* _WORK REQUIRED_
Write the data out again exactly, dropping any images it holds.

* _RECORDS_
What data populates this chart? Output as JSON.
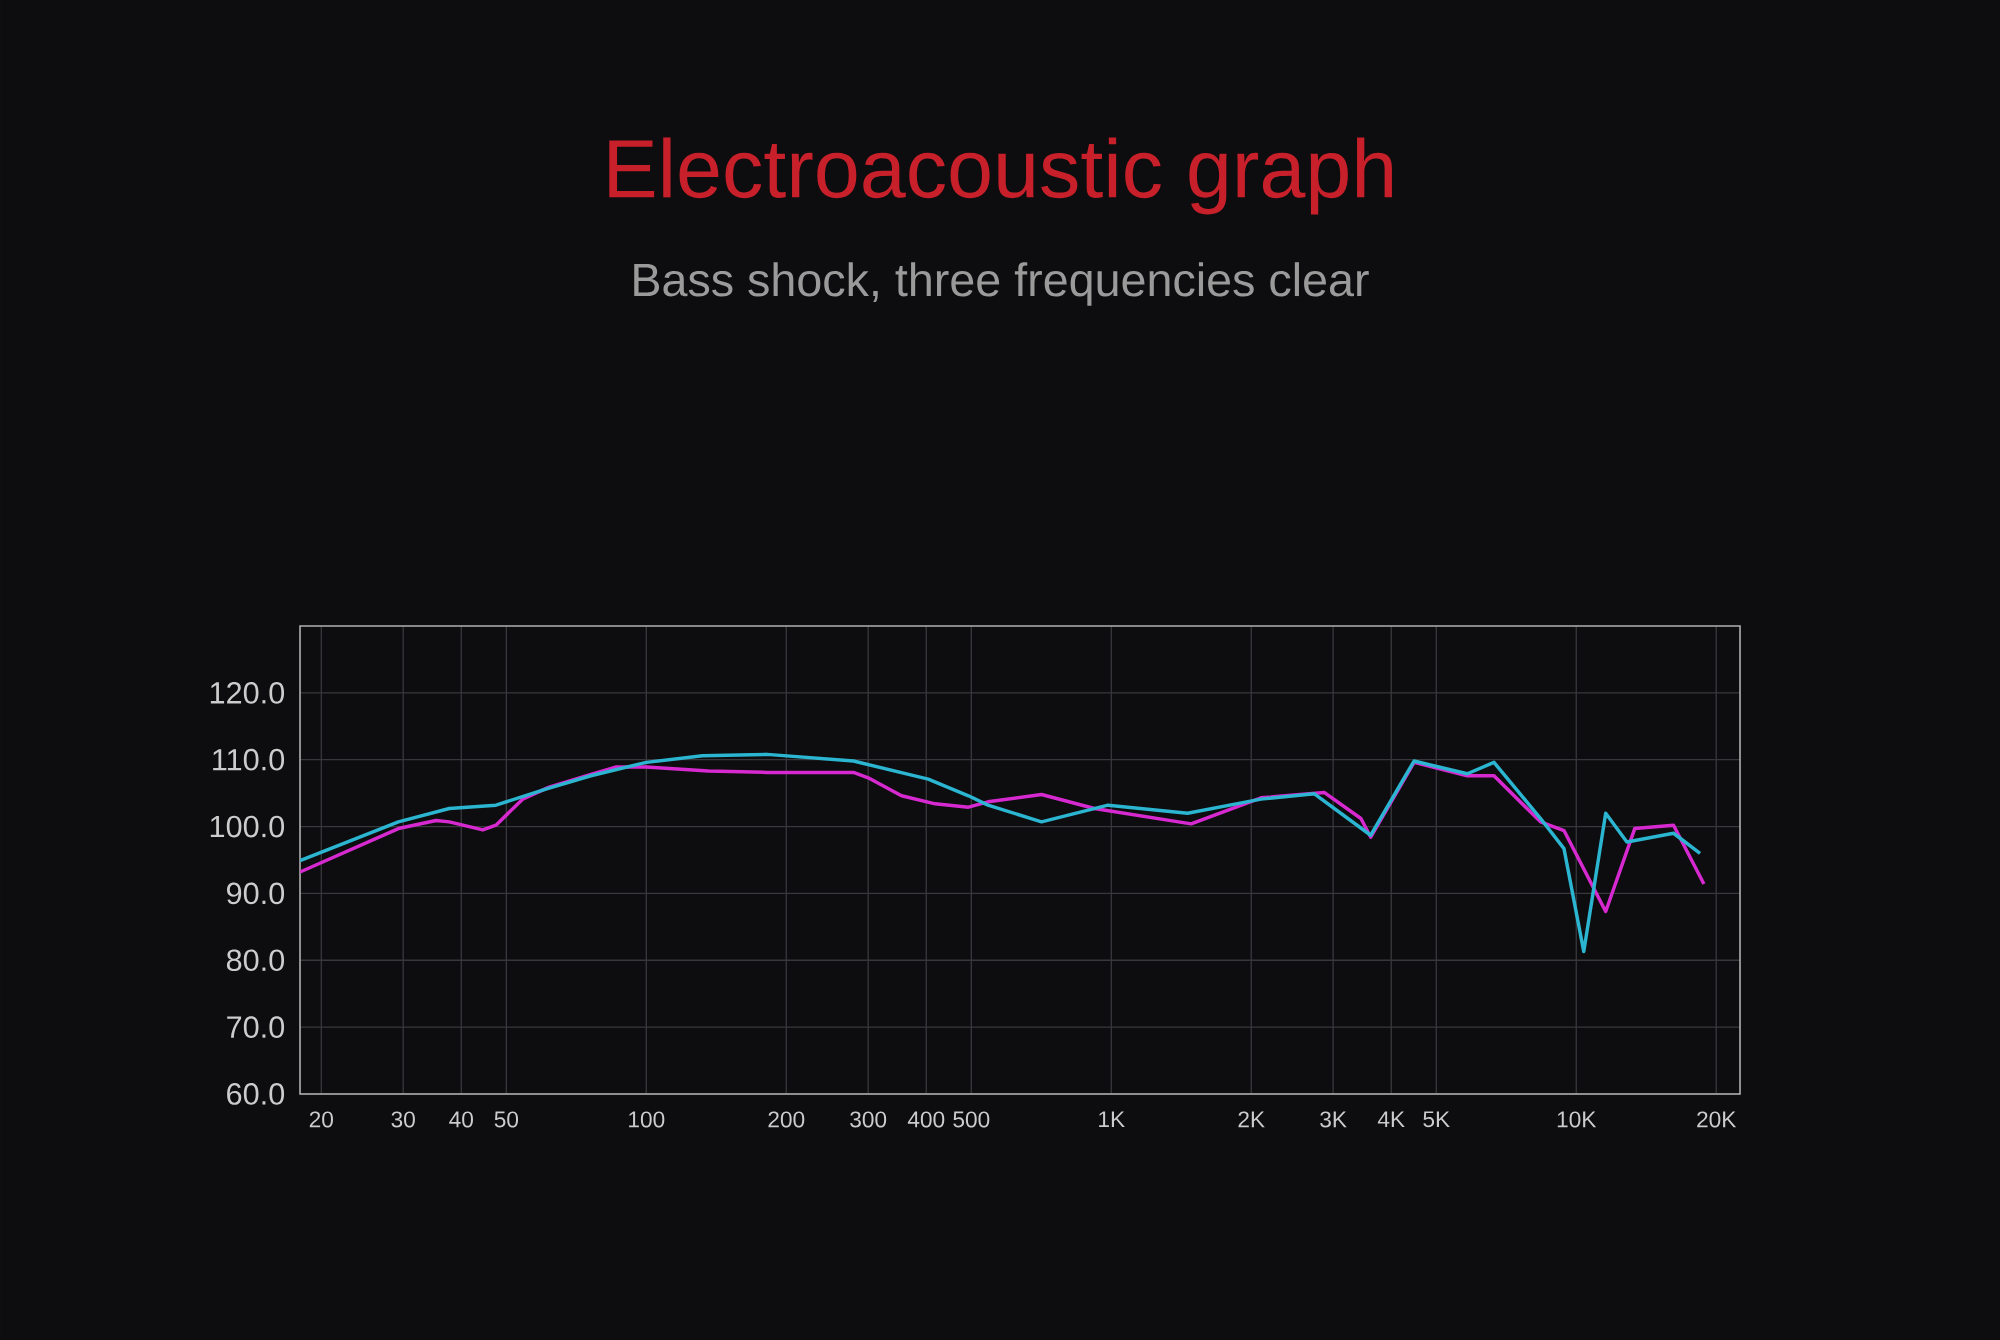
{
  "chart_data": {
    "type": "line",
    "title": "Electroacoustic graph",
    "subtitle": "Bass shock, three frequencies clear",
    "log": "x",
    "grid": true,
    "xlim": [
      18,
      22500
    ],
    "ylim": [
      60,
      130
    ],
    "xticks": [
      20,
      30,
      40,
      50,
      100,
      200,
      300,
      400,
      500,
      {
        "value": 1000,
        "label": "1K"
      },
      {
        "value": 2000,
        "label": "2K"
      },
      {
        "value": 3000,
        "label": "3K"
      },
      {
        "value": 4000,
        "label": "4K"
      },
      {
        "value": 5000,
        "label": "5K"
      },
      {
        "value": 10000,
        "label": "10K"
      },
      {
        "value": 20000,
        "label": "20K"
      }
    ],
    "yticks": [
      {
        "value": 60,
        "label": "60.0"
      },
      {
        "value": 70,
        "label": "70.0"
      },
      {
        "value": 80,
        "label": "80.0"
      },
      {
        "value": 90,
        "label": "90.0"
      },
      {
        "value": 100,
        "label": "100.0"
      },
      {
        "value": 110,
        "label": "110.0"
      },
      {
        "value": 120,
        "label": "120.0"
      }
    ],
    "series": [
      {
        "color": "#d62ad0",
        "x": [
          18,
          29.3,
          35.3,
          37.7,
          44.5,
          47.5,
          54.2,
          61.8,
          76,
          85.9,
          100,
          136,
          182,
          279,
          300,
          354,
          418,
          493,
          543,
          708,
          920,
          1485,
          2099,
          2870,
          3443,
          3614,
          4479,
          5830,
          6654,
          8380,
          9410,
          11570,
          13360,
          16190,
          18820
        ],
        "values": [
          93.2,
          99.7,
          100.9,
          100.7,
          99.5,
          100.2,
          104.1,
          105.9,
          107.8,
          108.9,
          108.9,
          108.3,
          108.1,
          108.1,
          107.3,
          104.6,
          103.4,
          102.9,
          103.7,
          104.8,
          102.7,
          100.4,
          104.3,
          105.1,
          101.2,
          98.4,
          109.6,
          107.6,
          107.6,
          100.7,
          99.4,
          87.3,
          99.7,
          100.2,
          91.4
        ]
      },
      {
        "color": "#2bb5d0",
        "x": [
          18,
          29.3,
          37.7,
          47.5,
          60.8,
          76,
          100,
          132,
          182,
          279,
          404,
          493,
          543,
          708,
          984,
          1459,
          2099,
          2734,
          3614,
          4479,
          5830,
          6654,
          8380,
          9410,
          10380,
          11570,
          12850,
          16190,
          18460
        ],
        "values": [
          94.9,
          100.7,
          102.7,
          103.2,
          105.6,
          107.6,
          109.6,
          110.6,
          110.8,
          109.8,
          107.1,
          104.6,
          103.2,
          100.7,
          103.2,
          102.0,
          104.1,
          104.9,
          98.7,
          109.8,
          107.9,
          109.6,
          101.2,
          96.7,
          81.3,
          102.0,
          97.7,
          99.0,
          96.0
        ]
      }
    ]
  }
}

* _FINISHED EXERCISE_
What data populates this chart? Output as JSON.
{
  "chart_data": {
    "type": "line",
    "title": "Electroacoustic graph",
    "subtitle": "Bass shock, three frequencies clear",
    "log": "x",
    "grid": true,
    "xlim": [
      18,
      22500
    ],
    "ylim": [
      60,
      130
    ],
    "xticks": [
      20,
      30,
      40,
      50,
      100,
      200,
      300,
      400,
      500,
      {
        "value": 1000,
        "label": "1K"
      },
      {
        "value": 2000,
        "label": "2K"
      },
      {
        "value": 3000,
        "label": "3K"
      },
      {
        "value": 4000,
        "label": "4K"
      },
      {
        "value": 5000,
        "label": "5K"
      },
      {
        "value": 10000,
        "label": "10K"
      },
      {
        "value": 20000,
        "label": "20K"
      }
    ],
    "yticks": [
      {
        "value": 60,
        "label": "60.0"
      },
      {
        "value": 70,
        "label": "70.0"
      },
      {
        "value": 80,
        "label": "80.0"
      },
      {
        "value": 90,
        "label": "90.0"
      },
      {
        "value": 100,
        "label": "100.0"
      },
      {
        "value": 110,
        "label": "110.0"
      },
      {
        "value": 120,
        "label": "120.0"
      }
    ],
    "series": [
      {
        "color": "#d62ad0",
        "x": [
          18,
          29.3,
          35.3,
          37.7,
          44.5,
          47.5,
          54.2,
          61.8,
          76,
          85.9,
          100,
          136,
          182,
          279,
          300,
          354,
          418,
          493,
          543,
          708,
          920,
          1485,
          2099,
          2870,
          3443,
          3614,
          4479,
          5830,
          6654,
          8380,
          9410,
          11570,
          13360,
          16190,
          18820
        ],
        "values": [
          93.2,
          99.7,
          100.9,
          100.7,
          99.5,
          100.2,
          104.1,
          105.9,
          107.8,
          108.9,
          108.9,
          108.3,
          108.1,
          108.1,
          107.3,
          104.6,
          103.4,
          102.9,
          103.7,
          104.8,
          102.7,
          100.4,
          104.3,
          105.1,
          101.2,
          98.4,
          109.6,
          107.6,
          107.6,
          100.7,
          99.4,
          87.3,
          99.7,
          100.2,
          91.4
        ]
      },
      {
        "color": "#2bb5d0",
        "x": [
          18,
          29.3,
          37.7,
          47.5,
          60.8,
          76,
          100,
          132,
          182,
          279,
          404,
          493,
          543,
          708,
          984,
          1459,
          2099,
          2734,
          3614,
          4479,
          5830,
          6654,
          8380,
          9410,
          10380,
          11570,
          12850,
          16190,
          18460
        ],
        "values": [
          94.9,
          100.7,
          102.7,
          103.2,
          105.6,
          107.6,
          109.6,
          110.6,
          110.8,
          109.8,
          107.1,
          104.6,
          103.2,
          100.7,
          103.2,
          102.0,
          104.1,
          104.9,
          98.7,
          109.8,
          107.9,
          109.6,
          101.2,
          96.7,
          81.3,
          102.0,
          97.7,
          99.0,
          96.0
        ]
      }
    ]
  }
}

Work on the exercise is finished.